Collected data:
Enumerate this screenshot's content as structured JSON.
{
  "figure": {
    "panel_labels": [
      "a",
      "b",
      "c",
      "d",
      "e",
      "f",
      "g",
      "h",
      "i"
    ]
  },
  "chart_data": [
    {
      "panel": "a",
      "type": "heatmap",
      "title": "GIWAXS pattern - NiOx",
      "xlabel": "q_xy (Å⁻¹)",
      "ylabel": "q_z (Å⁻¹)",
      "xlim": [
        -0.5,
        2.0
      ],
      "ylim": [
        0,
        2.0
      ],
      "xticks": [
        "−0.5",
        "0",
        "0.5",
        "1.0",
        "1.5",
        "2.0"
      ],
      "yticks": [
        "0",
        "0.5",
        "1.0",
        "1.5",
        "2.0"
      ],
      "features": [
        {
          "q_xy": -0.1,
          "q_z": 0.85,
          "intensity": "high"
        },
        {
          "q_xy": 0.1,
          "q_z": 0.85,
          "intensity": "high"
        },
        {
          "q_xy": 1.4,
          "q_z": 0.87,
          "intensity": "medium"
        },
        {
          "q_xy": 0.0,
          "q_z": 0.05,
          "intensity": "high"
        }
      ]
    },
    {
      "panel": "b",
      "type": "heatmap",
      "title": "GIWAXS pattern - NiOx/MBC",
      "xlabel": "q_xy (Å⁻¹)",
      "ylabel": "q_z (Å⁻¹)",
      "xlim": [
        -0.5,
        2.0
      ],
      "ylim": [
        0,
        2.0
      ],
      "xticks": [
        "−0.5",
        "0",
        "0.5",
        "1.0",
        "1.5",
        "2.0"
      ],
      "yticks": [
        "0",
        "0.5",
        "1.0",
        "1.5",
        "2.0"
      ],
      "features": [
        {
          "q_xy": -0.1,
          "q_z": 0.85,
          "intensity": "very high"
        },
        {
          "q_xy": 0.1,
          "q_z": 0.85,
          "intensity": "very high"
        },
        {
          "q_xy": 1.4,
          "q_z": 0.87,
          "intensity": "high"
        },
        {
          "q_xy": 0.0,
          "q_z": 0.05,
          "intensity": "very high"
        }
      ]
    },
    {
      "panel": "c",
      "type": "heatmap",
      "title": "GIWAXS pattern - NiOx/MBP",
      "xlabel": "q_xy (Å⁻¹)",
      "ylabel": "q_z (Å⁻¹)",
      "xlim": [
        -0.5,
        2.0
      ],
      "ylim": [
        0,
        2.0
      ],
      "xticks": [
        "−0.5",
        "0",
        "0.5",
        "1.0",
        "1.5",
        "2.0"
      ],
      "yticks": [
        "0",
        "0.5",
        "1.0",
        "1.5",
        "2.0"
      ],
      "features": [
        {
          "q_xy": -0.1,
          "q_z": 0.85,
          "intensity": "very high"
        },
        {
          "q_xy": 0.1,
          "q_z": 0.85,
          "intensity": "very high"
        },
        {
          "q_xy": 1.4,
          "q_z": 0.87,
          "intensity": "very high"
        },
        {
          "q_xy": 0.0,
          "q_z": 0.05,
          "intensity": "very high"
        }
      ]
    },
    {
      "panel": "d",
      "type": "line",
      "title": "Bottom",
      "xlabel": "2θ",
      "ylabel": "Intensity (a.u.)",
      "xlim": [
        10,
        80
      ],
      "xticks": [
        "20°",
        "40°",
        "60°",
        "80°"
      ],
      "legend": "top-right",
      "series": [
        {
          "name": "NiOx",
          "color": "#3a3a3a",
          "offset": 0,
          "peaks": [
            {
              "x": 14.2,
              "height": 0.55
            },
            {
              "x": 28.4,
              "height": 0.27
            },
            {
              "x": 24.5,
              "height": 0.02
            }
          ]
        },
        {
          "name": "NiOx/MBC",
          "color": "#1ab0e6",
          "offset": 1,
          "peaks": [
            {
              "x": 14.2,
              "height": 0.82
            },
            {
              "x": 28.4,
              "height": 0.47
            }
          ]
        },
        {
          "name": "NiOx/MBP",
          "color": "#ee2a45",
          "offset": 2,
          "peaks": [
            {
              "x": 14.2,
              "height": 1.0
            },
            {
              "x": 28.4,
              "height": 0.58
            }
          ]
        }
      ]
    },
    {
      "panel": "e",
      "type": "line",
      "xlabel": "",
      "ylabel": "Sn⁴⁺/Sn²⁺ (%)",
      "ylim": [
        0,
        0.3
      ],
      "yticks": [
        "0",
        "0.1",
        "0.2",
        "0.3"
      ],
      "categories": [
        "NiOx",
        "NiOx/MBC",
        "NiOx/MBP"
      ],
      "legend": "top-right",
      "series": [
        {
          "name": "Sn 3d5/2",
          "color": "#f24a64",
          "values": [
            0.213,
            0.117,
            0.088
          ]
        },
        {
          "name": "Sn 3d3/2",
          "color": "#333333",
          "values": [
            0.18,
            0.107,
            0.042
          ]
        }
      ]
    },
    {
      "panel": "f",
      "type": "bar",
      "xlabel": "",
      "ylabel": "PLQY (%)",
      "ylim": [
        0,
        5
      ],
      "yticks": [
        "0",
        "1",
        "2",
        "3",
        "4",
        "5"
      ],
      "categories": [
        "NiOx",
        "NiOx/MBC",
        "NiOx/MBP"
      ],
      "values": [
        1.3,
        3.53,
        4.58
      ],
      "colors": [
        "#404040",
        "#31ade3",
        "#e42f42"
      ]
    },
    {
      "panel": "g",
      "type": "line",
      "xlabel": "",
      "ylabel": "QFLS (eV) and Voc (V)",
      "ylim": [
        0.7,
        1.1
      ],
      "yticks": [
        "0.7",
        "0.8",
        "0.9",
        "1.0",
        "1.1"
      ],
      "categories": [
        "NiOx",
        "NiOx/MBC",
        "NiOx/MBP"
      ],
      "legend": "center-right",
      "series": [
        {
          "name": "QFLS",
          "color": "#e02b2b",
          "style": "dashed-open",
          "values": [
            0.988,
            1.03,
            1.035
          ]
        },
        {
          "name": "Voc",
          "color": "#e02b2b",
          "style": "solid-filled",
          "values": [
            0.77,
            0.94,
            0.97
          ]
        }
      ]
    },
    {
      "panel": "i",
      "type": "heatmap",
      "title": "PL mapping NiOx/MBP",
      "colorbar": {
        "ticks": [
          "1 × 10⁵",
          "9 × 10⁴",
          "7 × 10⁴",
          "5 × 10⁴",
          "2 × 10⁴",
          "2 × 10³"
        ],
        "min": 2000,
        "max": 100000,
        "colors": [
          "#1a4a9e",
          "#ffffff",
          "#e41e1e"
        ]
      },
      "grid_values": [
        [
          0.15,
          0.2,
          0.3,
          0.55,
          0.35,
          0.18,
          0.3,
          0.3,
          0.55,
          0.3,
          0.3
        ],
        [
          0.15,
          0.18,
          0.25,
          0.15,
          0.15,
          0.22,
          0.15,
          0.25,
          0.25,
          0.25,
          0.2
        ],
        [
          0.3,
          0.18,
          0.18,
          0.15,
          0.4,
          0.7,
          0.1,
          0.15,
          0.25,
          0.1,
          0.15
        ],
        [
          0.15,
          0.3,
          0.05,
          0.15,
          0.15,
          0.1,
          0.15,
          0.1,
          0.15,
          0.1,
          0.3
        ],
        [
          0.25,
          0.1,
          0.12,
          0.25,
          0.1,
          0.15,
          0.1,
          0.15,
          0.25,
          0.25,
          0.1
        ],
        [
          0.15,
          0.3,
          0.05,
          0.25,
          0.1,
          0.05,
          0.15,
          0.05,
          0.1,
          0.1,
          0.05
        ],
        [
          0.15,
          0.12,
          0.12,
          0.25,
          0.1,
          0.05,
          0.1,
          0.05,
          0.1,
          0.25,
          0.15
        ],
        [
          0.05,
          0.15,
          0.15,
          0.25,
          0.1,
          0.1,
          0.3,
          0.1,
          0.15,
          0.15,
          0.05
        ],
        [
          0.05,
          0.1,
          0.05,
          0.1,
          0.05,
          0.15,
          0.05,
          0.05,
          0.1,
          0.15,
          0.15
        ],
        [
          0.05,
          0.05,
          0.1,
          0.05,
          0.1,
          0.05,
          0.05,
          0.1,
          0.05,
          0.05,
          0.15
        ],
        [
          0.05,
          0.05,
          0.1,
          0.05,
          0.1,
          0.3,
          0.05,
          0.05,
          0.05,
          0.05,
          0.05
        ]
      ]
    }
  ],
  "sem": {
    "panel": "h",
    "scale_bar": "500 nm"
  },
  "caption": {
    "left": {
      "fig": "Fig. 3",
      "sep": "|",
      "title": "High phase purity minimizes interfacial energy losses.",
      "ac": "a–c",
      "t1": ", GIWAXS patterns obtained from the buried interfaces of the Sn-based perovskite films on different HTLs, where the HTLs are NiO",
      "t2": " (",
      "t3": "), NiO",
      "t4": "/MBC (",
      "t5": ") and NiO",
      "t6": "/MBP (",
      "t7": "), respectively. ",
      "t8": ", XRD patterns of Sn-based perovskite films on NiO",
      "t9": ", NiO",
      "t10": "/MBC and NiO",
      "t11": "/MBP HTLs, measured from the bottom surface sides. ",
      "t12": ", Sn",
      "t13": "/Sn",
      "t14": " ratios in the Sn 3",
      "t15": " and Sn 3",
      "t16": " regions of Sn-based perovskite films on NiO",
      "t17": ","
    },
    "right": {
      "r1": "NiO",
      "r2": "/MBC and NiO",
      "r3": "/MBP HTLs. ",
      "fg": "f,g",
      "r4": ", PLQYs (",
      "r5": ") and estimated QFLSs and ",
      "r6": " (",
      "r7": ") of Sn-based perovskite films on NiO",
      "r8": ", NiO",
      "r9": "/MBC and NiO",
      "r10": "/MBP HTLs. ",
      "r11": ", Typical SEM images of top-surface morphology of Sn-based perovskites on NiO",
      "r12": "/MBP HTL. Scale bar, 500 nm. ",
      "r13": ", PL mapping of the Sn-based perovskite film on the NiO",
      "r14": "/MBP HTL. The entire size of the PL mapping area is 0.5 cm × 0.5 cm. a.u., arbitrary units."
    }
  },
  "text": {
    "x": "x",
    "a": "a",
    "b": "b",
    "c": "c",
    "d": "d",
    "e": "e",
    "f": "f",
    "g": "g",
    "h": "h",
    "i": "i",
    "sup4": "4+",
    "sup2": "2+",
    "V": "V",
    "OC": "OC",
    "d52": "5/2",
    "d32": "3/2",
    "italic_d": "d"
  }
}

EXERCISE PROMPT —
Search the records above for "ylabel". Copy each line where it is found.

EXERCISE RESULT —
      "ylabel": "q_z (Å⁻¹)",
      "ylabel": "q_z (Å⁻¹)",
      "ylabel": "q_z (Å⁻¹)",
      "ylabel": "Intensity (a.u.)",
      "ylabel": "Sn⁴⁺/Sn²⁺ (%)",
      "ylabel": "PLQY (%)",
      "ylabel": "QFLS (eV) and Voc (V)",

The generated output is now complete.